▶ Records supplied:
-=-=-
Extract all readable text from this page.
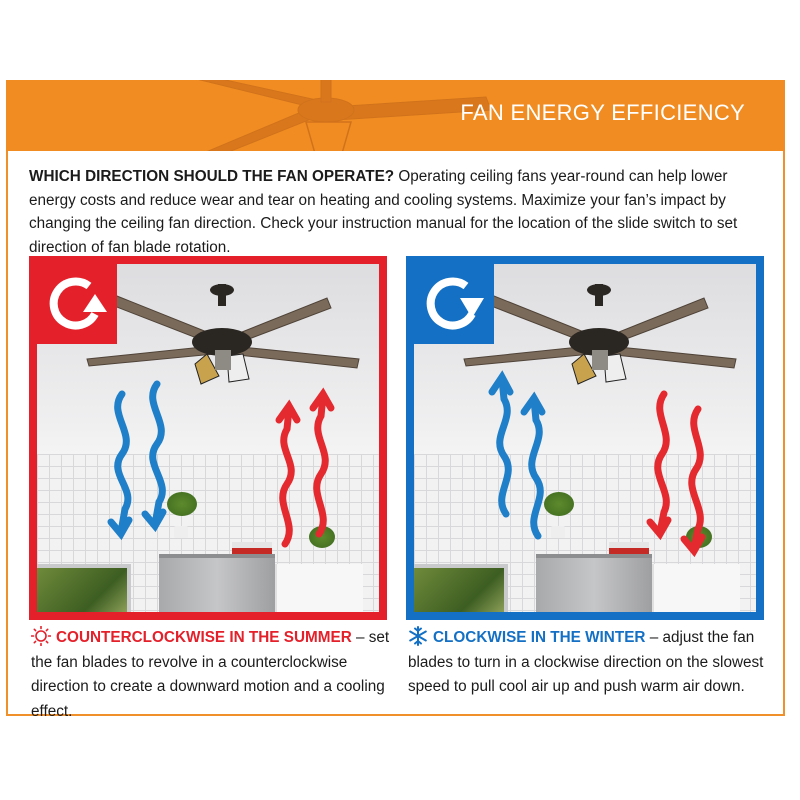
FAN ENERGY EFFICIENCY

WHICH DIRECTION SHOULD THE FAN OPERATE? Operating ceiling fans year-round can help lower energy costs and reduce wear and tear on heating and cooling systems. Maximize your fan’s impact by changing the ceiling fan direction. Check your instruction manual for the location of the slide switch to set direction of fan blade rotation.

COUNTERCLOCKWISE IN THE SUMMER – set the fan blades to revolve in a counterclockwise direction to create a downward motion and a cooling effect.

CLOCKWISE IN THE WINTER – adjust the fan blades to turn in a clockwise direction on the slowest speed to pull cool air up and push warm air down.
-=-=-
▶ What to do:
Reproduce the listing exactly. Leave its pictures out.

▶ Written answer:
Extract all readable text from this page.
FAN ENERGY EFFICIENCY

WHICH DIRECTION SHOULD THE FAN OPERATE? Operating ceiling fans year-round can help lower energy costs and reduce wear and tear on heating and cooling systems. Maximize your fan’s impact by changing the ceiling fan direction. Check your instruction manual for the location of the slide switch to set direction of fan blade rotation.

COUNTERCLOCKWISE IN THE SUMMER – set the fan blades to revolve in a counterclockwise direction to create a downward motion and a cooling effect.

CLOCKWISE IN THE WINTER – adjust the fan blades to turn in a clockwise direction on the slowest speed to pull cool air up and push warm air down.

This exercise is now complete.